Extracted records
···

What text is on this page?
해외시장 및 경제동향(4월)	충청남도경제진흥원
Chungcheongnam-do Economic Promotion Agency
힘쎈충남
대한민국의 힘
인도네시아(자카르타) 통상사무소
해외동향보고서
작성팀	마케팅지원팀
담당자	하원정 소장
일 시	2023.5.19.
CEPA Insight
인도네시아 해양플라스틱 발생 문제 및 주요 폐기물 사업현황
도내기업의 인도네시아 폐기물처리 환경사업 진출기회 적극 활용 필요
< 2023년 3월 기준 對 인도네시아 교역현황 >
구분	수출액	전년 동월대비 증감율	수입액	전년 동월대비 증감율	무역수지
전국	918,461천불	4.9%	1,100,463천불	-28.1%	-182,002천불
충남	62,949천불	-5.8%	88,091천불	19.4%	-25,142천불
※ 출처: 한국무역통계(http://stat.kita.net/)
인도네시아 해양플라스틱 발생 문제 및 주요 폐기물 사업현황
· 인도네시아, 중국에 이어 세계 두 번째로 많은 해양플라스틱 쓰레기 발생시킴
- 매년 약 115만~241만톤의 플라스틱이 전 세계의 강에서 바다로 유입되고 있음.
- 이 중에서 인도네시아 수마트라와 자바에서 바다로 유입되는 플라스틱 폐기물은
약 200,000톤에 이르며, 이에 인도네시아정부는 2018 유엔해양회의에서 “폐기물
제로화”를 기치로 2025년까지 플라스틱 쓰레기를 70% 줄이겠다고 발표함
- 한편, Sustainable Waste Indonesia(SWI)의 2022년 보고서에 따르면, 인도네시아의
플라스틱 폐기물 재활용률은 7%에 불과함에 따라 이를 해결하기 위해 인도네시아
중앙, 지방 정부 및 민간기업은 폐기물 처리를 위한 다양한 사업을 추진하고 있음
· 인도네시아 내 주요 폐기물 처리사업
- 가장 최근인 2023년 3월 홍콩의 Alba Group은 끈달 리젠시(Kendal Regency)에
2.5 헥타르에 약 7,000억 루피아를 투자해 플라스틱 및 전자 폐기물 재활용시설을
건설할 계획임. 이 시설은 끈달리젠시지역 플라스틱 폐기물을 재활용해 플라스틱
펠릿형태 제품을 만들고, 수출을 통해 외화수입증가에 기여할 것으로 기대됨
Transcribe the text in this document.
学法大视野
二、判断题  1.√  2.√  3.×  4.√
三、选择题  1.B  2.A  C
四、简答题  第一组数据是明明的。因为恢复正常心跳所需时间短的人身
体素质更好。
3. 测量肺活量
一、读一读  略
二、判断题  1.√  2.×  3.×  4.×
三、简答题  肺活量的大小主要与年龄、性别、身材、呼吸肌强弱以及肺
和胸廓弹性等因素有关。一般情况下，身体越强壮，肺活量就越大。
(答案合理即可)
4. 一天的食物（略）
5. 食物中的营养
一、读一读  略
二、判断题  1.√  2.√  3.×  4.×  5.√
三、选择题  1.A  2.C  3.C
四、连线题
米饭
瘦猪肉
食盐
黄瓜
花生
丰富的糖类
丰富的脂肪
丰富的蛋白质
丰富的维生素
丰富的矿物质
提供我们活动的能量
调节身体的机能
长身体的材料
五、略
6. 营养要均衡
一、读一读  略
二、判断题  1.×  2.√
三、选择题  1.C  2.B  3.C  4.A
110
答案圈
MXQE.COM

···

Starting at the line that contains "Transcribe the text in this document.", copy each line exactly through the end of the listing above. Include that first line and the last one, and add nothing.

**Full answer**
Transcribe the text in this document.
学法大视野
二、判断题  1.√  2.√  3.×  4.√
三、选择题  1.B  2.A  C
四、简答题  第一组数据是明明的。因为恢复正常心跳所需时间短的人身
体素质更好。
3. 测量肺活量
一、读一读  略
二、判断题  1.√  2.×  3.×  4.×
三、简答题  肺活量的大小主要与年龄、性别、身材、呼吸肌强弱以及肺
和胸廓弹性等因素有关。一般情况下，身体越强壮，肺活量就越大。
(答案合理即可)
4. 一天的食物（略）
5. 食物中的营养
一、读一读  略
二、判断题  1.√  2.√  3.×  4.×  5.√
三、选择题  1.A  2.C  3.C
四、连线题
米饭
瘦猪肉
食盐
黄瓜
花生
丰富的糖类
丰富的脂肪
丰富的蛋白质
丰富的维生素
丰富的矿物质
提供我们活动的能量
调节身体的机能
长身体的材料
五、略
6. 营养要均衡
一、读一读  略
二、判断题  1.×  2.√
三、选择题  1.C  2.B  3.C  4.A
110
答案圈
MXQE.COM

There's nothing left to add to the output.